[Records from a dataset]
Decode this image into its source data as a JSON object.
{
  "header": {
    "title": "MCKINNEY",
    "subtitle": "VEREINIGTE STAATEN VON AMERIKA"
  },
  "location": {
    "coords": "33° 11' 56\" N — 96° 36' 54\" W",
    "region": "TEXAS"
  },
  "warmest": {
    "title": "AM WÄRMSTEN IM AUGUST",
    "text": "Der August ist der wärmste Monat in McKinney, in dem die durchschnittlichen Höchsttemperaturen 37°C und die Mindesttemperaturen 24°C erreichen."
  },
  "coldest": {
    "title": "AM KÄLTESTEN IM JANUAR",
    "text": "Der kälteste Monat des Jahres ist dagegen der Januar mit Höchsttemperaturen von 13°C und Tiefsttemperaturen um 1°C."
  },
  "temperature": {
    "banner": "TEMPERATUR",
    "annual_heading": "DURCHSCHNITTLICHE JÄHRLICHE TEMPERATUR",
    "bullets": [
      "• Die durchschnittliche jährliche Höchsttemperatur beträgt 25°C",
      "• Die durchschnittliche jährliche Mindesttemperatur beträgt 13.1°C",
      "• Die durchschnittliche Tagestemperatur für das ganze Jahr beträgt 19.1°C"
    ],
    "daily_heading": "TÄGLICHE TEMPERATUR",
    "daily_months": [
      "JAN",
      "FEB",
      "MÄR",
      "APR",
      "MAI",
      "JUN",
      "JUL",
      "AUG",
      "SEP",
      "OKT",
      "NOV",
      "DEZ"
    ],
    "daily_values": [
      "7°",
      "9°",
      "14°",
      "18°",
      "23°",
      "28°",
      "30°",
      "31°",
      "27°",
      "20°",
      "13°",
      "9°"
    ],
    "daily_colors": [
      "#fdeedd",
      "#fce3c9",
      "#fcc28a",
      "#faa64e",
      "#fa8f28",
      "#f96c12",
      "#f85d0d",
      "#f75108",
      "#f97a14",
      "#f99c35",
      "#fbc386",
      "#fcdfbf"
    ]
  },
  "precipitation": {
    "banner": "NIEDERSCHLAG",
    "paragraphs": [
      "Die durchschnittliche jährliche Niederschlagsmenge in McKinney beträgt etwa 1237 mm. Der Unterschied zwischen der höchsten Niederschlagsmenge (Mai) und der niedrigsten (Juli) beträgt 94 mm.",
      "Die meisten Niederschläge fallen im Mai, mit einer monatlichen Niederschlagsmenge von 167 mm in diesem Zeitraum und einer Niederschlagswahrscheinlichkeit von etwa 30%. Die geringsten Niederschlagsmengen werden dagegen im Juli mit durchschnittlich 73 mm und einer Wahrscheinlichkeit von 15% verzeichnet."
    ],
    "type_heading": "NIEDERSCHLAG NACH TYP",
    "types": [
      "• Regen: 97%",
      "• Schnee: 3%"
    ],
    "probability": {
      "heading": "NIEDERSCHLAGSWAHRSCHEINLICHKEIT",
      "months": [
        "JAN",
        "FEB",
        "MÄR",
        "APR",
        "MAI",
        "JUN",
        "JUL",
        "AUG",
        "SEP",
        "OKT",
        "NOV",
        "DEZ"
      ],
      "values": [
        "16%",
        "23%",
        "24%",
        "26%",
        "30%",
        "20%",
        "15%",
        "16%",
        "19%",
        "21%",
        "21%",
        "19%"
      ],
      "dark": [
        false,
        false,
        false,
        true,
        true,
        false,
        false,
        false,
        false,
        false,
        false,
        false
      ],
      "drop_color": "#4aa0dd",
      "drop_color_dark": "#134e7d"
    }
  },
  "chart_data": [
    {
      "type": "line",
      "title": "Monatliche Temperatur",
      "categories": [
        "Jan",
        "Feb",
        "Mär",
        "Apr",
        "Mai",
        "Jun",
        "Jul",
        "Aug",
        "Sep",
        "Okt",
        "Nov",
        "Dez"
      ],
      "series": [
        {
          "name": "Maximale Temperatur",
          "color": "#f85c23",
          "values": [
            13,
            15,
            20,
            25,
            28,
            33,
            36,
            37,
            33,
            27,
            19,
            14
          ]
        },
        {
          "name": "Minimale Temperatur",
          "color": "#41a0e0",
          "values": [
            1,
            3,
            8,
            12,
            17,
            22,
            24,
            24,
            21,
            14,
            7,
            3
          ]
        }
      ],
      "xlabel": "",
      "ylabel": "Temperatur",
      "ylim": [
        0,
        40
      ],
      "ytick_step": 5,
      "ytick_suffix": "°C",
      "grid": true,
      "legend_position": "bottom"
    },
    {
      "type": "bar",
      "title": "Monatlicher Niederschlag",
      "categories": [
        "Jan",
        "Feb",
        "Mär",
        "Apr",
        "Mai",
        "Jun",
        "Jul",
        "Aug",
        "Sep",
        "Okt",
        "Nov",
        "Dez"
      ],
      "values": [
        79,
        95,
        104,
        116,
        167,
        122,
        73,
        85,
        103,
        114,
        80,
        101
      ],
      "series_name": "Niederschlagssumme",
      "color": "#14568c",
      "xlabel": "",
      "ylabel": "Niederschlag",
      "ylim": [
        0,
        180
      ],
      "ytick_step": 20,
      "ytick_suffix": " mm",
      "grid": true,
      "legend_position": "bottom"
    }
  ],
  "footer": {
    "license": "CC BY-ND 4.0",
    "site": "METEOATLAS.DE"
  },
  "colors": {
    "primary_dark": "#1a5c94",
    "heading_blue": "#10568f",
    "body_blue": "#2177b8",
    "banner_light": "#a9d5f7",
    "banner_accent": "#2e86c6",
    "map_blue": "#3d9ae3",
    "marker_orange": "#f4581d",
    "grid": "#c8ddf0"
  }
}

**Task description**. Can you restate every record above word for word?

**Exercise output**.
Decode this image into its source data as a JSON object.
{
  "header": {
    "title": "MCKINNEY",
    "subtitle": "VEREINIGTE STAATEN VON AMERIKA"
  },
  "location": {
    "coords": "33° 11' 56\" N — 96° 36' 54\" W",
    "region": "TEXAS"
  },
  "warmest": {
    "title": "AM WÄRMSTEN IM AUGUST",
    "text": "Der August ist der wärmste Monat in McKinney, in dem die durchschnittlichen Höchsttemperaturen 37°C und die Mindesttemperaturen 24°C erreichen."
  },
  "coldest": {
    "title": "AM KÄLTESTEN IM JANUAR",
    "text": "Der kälteste Monat des Jahres ist dagegen der Januar mit Höchsttemperaturen von 13°C und Tiefsttemperaturen um 1°C."
  },
  "temperature": {
    "banner": "TEMPERATUR",
    "annual_heading": "DURCHSCHNITTLICHE JÄHRLICHE TEMPERATUR",
    "bullets": [
      "• Die durchschnittliche jährliche Höchsttemperatur beträgt 25°C",
      "• Die durchschnittliche jährliche Mindesttemperatur beträgt 13.1°C",
      "• Die durchschnittliche Tagestemperatur für das ganze Jahr beträgt 19.1°C"
    ],
    "daily_heading": "TÄGLICHE TEMPERATUR",
    "daily_months": [
      "JAN",
      "FEB",
      "MÄR",
      "APR",
      "MAI",
      "JUN",
      "JUL",
      "AUG",
      "SEP",
      "OKT",
      "NOV",
      "DEZ"
    ],
    "daily_values": [
      "7°",
      "9°",
      "14°",
      "18°",
      "23°",
      "28°",
      "30°",
      "31°",
      "27°",
      "20°",
      "13°",
      "9°"
    ],
    "daily_colors": [
      "#fdeedd",
      "#fce3c9",
      "#fcc28a",
      "#faa64e",
      "#fa8f28",
      "#f96c12",
      "#f85d0d",
      "#f75108",
      "#f97a14",
      "#f99c35",
      "#fbc386",
      "#fcdfbf"
    ]
  },
  "precipitation": {
    "banner": "NIEDERSCHLAG",
    "paragraphs": [
      "Die durchschnittliche jährliche Niederschlagsmenge in McKinney beträgt etwa 1237 mm. Der Unterschied zwischen der höchsten Niederschlagsmenge (Mai) und der niedrigsten (Juli) beträgt 94 mm.",
      "Die meisten Niederschläge fallen im Mai, mit einer monatlichen Niederschlagsmenge von 167 mm in diesem Zeitraum und einer Niederschlagswahrscheinlichkeit von etwa 30%. Die geringsten Niederschlagsmengen werden dagegen im Juli mit durchschnittlich 73 mm und einer Wahrscheinlichkeit von 15% verzeichnet."
    ],
    "type_heading": "NIEDERSCHLAG NACH TYP",
    "types": [
      "• Regen: 97%",
      "• Schnee: 3%"
    ],
    "probability": {
      "heading": "NIEDERSCHLAGSWAHRSCHEINLICHKEIT",
      "months": [
        "JAN",
        "FEB",
        "MÄR",
        "APR",
        "MAI",
        "JUN",
        "JUL",
        "AUG",
        "SEP",
        "OKT",
        "NOV",
        "DEZ"
      ],
      "values": [
        "16%",
        "23%",
        "24%",
        "26%",
        "30%",
        "20%",
        "15%",
        "16%",
        "19%",
        "21%",
        "21%",
        "19%"
      ],
      "dark": [
        false,
        false,
        false,
        true,
        true,
        false,
        false,
        false,
        false,
        false,
        false,
        false
      ],
      "drop_color": "#4aa0dd",
      "drop_color_dark": "#134e7d"
    }
  },
  "chart_data": [
    {
      "type": "line",
      "title": "Monatliche Temperatur",
      "categories": [
        "Jan",
        "Feb",
        "Mär",
        "Apr",
        "Mai",
        "Jun",
        "Jul",
        "Aug",
        "Sep",
        "Okt",
        "Nov",
        "Dez"
      ],
      "series": [
        {
          "name": "Maximale Temperatur",
          "color": "#f85c23",
          "values": [
            13,
            15,
            20,
            25,
            28,
            33,
            36,
            37,
            33,
            27,
            19,
            14
          ]
        },
        {
          "name": "Minimale Temperatur",
          "color": "#41a0e0",
          "values": [
            1,
            3,
            8,
            12,
            17,
            22,
            24,
            24,
            21,
            14,
            7,
            3
          ]
        }
      ],
      "xlabel": "",
      "ylabel": "Temperatur",
      "ylim": [
        0,
        40
      ],
      "ytick_step": 5,
      "ytick_suffix": "°C",
      "grid": true,
      "legend_position": "bottom"
    },
    {
      "type": "bar",
      "title": "Monatlicher Niederschlag",
      "categories": [
        "Jan",
        "Feb",
        "Mär",
        "Apr",
        "Mai",
        "Jun",
        "Jul",
        "Aug",
        "Sep",
        "Okt",
        "Nov",
        "Dez"
      ],
      "values": [
        79,
        95,
        104,
        116,
        167,
        122,
        73,
        85,
        103,
        114,
        80,
        101
      ],
      "series_name": "Niederschlagssumme",
      "color": "#14568c",
      "xlabel": "",
      "ylabel": "Niederschlag",
      "ylim": [
        0,
        180
      ],
      "ytick_step": 20,
      "ytick_suffix": " mm",
      "grid": true,
      "legend_position": "bottom"
    }
  ],
  "footer": {
    "license": "CC BY-ND 4.0",
    "site": "METEOATLAS.DE"
  },
  "colors": {
    "primary_dark": "#1a5c94",
    "heading_blue": "#10568f",
    "body_blue": "#2177b8",
    "banner_light": "#a9d5f7",
    "banner_accent": "#2e86c6",
    "map_blue": "#3d9ae3",
    "marker_orange": "#f4581d",
    "grid": "#c8ddf0"
  }
}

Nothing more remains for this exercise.